Stored data:

START

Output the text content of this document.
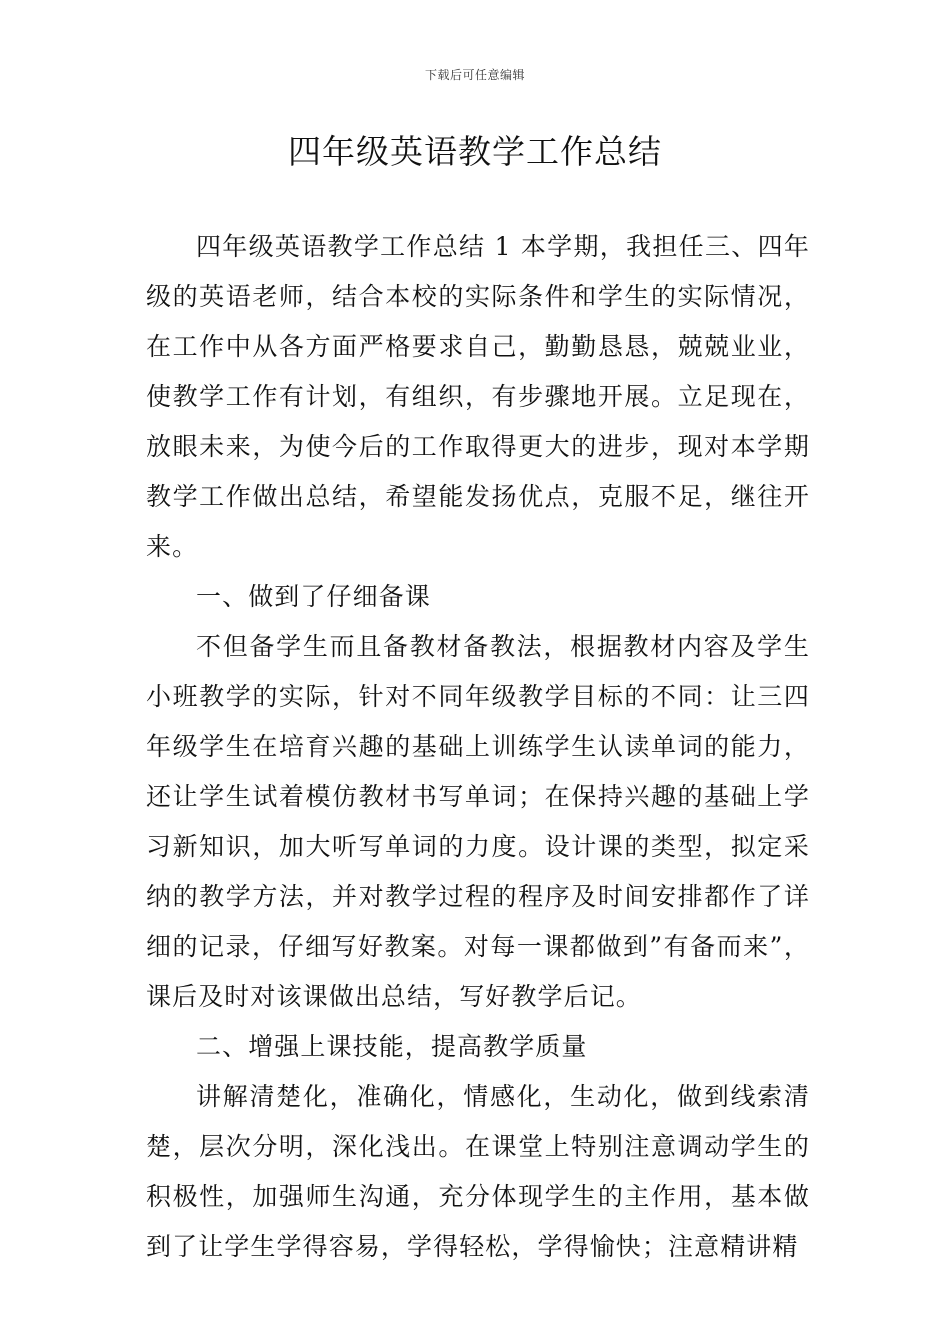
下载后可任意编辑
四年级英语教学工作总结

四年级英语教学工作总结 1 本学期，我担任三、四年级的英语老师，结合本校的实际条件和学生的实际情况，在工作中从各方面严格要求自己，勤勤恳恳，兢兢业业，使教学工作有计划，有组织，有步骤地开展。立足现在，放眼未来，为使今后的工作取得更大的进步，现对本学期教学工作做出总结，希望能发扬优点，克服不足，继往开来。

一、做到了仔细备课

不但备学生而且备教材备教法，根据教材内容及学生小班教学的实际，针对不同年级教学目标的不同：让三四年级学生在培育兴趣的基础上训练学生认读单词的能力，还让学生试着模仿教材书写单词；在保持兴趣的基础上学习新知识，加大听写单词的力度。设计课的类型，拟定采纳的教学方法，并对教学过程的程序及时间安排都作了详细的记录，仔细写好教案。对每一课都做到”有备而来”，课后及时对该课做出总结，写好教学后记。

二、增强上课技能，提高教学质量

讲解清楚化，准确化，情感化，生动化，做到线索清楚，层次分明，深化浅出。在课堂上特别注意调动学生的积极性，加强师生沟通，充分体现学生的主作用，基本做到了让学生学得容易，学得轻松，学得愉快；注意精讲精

END

◆ The request ◆
List all lines where "四年级英语教学工作总结" occurs.

◆ Response to the task ◆
四年级英语教学工作总结
四年级英语教学工作总结 1 本学期，我担任三、四年级的英语老师，结合本校的实际条件和学生的实际情况，在工作中从各方面严格要求自己，勤勤恳恳，兢兢业业，使教学工作有计划，有组织，有步骤地开展。立足现在，放眼未来，为使今后的工作取得更大的进步，现对本学期教学工作做出总结，希望能发扬优点，克服不足，继往开来。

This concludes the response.